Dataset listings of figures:
★ ★ ★
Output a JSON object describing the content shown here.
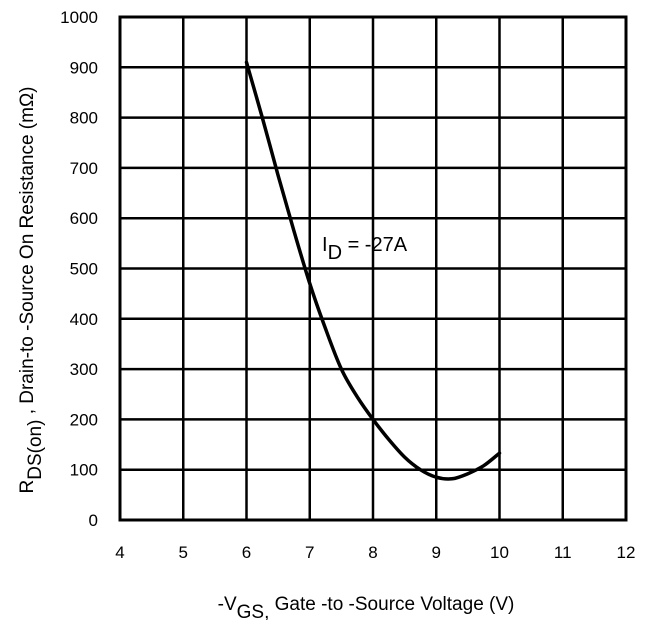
{
  "chart_data": {
    "type": "line",
    "x_min": 4,
    "x_max": 12,
    "y_min": 0,
    "y_max": 1000,
    "x_ticks": [
      4,
      5,
      6,
      7,
      8,
      9,
      10,
      11,
      12
    ],
    "y_ticks": [
      0,
      100,
      200,
      300,
      400,
      500,
      600,
      700,
      800,
      900,
      1000
    ],
    "grid": true,
    "xlabel": {
      "pre": "-V",
      "sub": "GS,",
      "post": " Gate -to -Source Voltage  (V)"
    },
    "ylabel": {
      "pre": "R",
      "sub": "DS(on)",
      "post": " ,  Drain-to -Source On Resistance (mΩ)"
    },
    "annotation": {
      "pre": "I",
      "sub": "D",
      "post": " = -27A"
    },
    "series": [
      {
        "x": [
          6.0,
          6.25,
          6.5,
          6.75,
          7.0,
          7.25,
          7.5,
          7.75,
          8.0,
          8.25,
          8.5,
          8.75,
          9.0,
          9.25,
          9.5,
          9.75,
          10.0
        ],
        "y": [
          910,
          800,
          685,
          575,
          470,
          380,
          300,
          245,
          200,
          160,
          125,
          100,
          85,
          82,
          92,
          108,
          133
        ]
      }
    ]
  }
}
★ ★ ★
Of the lines in the listing above, how many hold the string "Source"? Reply with the number only.

> _COMPLETE RESPONSE_
2